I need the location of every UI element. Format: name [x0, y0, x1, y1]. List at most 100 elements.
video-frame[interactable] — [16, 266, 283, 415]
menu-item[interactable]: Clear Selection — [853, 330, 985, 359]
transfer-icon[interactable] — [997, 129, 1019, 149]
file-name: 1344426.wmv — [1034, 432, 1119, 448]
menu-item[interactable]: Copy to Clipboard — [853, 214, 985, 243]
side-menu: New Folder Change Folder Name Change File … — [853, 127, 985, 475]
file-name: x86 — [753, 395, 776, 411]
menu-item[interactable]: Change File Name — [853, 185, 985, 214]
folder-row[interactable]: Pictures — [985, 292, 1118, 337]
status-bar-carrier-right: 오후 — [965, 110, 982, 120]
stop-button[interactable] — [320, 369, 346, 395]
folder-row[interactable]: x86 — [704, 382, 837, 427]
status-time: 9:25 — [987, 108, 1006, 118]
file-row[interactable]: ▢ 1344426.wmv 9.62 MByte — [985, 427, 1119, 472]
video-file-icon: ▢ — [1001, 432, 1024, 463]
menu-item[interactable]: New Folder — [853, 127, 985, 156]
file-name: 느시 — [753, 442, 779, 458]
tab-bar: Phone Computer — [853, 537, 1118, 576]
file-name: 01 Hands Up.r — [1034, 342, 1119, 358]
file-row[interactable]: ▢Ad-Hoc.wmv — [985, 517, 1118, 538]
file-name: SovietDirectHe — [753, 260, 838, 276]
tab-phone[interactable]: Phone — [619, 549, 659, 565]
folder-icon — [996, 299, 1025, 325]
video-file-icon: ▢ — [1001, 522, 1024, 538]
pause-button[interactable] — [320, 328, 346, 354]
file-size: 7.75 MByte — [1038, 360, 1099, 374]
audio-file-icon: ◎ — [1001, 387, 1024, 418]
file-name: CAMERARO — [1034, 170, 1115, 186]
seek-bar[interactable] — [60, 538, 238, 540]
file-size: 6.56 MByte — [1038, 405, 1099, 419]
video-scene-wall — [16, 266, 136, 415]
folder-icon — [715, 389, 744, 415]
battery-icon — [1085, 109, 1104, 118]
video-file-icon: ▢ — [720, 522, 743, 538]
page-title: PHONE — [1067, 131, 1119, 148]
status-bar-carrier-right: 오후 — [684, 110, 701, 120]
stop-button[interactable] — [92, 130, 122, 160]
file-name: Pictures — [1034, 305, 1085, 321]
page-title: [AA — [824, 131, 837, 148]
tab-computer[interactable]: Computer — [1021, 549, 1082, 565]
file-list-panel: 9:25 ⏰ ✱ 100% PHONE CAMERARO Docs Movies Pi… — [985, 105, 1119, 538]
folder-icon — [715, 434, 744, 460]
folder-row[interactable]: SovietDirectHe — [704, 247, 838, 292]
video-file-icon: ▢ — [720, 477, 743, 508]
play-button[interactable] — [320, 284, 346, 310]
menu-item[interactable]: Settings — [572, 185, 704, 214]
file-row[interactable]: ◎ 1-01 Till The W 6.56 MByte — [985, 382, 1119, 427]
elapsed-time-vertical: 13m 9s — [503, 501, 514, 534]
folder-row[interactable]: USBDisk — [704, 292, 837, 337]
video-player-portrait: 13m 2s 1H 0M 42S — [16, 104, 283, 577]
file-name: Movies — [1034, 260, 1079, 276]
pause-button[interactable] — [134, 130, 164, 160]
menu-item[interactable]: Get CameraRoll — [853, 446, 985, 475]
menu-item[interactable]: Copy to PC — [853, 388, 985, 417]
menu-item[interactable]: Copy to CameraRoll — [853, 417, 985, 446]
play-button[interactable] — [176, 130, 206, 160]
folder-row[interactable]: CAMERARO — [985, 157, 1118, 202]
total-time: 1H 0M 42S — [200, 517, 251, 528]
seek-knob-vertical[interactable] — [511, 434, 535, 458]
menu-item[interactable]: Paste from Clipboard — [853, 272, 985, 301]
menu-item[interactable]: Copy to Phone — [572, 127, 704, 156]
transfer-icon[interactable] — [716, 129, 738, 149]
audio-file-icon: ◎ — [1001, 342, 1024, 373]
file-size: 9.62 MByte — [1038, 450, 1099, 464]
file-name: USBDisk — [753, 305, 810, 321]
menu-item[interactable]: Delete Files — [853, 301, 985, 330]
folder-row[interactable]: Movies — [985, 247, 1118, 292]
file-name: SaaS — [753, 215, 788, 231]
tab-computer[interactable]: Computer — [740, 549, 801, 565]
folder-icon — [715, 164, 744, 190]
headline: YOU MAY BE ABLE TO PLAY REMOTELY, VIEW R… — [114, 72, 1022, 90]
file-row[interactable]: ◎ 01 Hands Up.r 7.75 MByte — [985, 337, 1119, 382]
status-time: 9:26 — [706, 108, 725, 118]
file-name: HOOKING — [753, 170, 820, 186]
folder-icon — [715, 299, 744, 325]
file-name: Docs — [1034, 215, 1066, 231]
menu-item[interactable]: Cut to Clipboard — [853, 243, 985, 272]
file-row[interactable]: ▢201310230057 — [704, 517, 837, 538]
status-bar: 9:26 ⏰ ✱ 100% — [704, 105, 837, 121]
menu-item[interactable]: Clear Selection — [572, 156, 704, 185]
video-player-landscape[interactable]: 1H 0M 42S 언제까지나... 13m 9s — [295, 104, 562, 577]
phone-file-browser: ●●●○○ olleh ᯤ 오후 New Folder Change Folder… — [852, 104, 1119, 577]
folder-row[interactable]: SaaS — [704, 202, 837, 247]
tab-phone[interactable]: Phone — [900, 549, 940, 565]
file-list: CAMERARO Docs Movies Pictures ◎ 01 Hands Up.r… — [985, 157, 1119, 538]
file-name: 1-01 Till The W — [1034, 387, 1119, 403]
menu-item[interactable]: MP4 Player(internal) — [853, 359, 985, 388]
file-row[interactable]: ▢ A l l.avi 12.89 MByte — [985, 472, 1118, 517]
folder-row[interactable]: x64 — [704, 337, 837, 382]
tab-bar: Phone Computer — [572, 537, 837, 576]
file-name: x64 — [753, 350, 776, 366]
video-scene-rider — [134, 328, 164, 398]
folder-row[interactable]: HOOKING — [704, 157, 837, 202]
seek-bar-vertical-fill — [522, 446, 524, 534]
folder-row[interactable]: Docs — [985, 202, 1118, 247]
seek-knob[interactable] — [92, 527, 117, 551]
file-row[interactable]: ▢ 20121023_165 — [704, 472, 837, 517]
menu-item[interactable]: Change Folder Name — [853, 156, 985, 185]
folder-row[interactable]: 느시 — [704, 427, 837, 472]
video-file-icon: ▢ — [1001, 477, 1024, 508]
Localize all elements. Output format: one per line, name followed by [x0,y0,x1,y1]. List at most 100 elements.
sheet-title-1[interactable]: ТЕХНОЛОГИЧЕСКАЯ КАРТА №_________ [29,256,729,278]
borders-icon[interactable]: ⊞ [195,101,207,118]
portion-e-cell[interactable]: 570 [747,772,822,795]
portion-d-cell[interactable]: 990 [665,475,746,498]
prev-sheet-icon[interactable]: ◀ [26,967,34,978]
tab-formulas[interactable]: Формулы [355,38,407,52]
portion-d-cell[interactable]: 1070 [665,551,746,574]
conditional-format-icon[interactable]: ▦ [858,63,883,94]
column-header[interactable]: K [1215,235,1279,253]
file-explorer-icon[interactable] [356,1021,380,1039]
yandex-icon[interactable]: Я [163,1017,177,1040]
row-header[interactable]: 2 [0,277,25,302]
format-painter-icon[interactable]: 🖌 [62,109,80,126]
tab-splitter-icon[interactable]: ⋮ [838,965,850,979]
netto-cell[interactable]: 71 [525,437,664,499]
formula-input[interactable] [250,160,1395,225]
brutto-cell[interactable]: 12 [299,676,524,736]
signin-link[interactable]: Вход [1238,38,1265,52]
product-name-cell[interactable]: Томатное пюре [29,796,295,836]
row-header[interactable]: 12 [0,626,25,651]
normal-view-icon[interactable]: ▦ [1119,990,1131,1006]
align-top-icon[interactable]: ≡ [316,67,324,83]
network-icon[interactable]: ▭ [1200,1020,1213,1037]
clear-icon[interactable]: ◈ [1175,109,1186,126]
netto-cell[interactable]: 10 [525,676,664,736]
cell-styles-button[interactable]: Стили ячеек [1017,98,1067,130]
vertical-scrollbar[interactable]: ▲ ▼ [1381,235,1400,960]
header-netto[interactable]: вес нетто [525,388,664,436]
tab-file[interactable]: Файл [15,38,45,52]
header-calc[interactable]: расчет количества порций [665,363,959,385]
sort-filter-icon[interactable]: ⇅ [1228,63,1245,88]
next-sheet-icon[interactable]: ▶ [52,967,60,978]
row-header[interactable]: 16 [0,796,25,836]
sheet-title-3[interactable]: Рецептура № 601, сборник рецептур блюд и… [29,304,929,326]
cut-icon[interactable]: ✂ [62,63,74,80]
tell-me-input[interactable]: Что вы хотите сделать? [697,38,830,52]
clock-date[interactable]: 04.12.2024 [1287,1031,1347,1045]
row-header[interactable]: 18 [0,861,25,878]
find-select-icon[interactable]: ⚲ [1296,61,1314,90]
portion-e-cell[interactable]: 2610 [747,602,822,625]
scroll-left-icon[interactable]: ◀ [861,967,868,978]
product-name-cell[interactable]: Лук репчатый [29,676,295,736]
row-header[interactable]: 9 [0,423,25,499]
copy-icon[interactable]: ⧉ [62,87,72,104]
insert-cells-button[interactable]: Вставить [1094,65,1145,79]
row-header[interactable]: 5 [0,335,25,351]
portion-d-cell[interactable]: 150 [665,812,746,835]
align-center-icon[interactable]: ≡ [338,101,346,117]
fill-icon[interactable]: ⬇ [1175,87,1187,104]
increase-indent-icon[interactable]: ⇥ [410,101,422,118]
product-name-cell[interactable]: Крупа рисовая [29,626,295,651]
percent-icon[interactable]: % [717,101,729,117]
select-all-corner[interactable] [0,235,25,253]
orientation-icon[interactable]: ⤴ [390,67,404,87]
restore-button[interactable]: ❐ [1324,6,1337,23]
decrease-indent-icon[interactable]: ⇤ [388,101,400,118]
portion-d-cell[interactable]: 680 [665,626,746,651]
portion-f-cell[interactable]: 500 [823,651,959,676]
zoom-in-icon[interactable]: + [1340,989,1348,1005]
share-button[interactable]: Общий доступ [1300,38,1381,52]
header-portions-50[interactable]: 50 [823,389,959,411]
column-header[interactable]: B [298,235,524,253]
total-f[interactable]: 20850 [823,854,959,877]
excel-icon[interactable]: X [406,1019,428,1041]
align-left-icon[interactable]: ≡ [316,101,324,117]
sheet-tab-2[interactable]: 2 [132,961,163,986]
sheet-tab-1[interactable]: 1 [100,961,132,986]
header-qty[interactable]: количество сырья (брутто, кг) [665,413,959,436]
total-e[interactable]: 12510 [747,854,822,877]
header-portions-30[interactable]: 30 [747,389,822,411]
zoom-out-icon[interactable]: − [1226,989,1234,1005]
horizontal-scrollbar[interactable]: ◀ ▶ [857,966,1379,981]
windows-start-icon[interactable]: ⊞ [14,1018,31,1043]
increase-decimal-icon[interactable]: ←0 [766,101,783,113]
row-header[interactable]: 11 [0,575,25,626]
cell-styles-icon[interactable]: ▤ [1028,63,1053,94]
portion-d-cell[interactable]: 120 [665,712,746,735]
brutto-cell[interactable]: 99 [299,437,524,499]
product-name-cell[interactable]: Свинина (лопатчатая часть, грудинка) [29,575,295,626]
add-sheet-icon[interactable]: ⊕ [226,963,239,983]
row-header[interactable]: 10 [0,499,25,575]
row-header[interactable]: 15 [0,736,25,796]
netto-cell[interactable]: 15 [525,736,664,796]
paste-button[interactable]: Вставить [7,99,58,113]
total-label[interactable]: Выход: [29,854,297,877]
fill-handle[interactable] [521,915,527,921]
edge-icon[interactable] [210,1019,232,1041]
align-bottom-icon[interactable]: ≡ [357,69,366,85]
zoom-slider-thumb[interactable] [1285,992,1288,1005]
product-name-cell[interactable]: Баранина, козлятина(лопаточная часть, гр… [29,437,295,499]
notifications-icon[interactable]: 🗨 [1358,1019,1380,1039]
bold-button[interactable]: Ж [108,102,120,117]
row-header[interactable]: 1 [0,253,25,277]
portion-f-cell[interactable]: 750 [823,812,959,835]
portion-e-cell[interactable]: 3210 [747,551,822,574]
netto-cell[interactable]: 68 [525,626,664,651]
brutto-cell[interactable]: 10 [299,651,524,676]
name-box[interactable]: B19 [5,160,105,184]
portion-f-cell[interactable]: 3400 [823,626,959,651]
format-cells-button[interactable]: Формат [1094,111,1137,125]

**Exercise aim:** Reproduce the listing from its first line through the line containing "transfer-icon[interactable] — [997, 129, 1019, 149]", substituting "Select None" for "Clear Selection" and leaving everything else unchanged.

**Expected output:**
I need the location of every UI element. Format: name [x0, y0, x1, y1]. List at most 100 elements.
video-frame[interactable] — [16, 266, 283, 415]
menu-item[interactable]: Select None — [853, 330, 985, 359]
transfer-icon[interactable] — [997, 129, 1019, 149]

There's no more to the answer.